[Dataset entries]
┄┄┄┄┄┄

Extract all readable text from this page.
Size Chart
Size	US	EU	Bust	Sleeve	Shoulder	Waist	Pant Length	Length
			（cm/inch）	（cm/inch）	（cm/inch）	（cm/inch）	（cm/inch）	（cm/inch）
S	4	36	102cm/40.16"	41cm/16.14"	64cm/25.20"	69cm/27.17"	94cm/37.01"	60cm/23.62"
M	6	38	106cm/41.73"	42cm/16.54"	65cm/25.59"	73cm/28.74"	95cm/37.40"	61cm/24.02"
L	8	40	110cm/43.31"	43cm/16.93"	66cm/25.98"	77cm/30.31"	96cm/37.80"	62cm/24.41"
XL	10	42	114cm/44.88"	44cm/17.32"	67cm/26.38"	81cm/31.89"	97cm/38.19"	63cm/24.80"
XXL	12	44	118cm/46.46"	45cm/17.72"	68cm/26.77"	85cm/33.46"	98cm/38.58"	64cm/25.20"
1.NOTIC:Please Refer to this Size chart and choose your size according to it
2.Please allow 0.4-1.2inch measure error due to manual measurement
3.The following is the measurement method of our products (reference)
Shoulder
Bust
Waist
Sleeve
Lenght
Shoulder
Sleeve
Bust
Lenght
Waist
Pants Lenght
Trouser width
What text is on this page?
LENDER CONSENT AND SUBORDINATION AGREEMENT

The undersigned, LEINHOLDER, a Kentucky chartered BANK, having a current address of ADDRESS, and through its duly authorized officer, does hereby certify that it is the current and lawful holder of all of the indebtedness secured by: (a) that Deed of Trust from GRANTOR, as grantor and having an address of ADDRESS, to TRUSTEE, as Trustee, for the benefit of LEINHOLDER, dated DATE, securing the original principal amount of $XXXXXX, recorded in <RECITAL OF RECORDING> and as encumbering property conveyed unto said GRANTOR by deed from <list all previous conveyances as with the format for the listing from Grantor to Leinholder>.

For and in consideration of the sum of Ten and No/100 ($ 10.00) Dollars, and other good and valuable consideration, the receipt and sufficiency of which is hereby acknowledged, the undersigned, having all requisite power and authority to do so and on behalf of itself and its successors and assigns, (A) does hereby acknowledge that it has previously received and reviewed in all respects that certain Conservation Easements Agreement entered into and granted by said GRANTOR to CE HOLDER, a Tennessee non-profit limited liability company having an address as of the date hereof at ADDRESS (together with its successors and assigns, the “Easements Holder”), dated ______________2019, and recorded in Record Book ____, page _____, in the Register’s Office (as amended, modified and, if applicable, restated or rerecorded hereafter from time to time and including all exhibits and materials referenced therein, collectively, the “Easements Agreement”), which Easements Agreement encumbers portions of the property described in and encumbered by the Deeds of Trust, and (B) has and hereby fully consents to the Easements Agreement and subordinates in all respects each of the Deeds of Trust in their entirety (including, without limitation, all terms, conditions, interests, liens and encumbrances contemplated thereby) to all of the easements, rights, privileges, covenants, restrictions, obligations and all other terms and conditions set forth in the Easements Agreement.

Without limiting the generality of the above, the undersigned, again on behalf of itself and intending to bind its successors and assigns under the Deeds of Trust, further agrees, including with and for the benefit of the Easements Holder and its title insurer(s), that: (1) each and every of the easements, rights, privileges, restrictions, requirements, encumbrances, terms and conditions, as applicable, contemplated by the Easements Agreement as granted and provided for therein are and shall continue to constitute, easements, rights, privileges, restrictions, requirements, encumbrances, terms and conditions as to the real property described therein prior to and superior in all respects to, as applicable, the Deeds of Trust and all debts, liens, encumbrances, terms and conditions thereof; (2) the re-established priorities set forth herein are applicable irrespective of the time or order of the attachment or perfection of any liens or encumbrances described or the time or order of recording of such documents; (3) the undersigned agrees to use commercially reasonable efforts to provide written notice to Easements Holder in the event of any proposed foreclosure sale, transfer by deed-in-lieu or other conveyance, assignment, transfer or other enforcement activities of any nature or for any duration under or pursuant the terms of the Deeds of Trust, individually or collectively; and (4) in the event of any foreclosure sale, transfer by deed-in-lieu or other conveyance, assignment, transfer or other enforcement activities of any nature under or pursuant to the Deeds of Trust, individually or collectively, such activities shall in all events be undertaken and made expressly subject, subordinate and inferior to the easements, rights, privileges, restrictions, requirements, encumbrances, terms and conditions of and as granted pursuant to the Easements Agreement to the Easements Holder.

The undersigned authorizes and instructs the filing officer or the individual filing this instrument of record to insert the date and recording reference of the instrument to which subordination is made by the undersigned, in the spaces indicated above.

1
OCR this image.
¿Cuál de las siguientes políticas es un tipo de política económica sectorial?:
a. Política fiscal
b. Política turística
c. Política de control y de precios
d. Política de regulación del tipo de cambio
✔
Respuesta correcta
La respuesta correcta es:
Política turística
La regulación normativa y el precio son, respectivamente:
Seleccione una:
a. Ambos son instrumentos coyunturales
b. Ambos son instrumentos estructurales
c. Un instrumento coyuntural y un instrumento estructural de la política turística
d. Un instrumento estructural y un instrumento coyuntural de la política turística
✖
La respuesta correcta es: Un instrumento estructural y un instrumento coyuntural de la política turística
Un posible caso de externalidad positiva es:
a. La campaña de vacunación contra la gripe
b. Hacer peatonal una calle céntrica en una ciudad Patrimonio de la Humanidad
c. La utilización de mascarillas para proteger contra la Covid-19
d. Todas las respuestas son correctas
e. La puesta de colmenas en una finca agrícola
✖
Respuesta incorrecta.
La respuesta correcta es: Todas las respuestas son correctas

┄┄┄┄┄┄

▸ Task requirements
Locate the word "text" in the records above, and return each line that has it.

▸ Output
Extract all readable text from this page.
What text is on this page?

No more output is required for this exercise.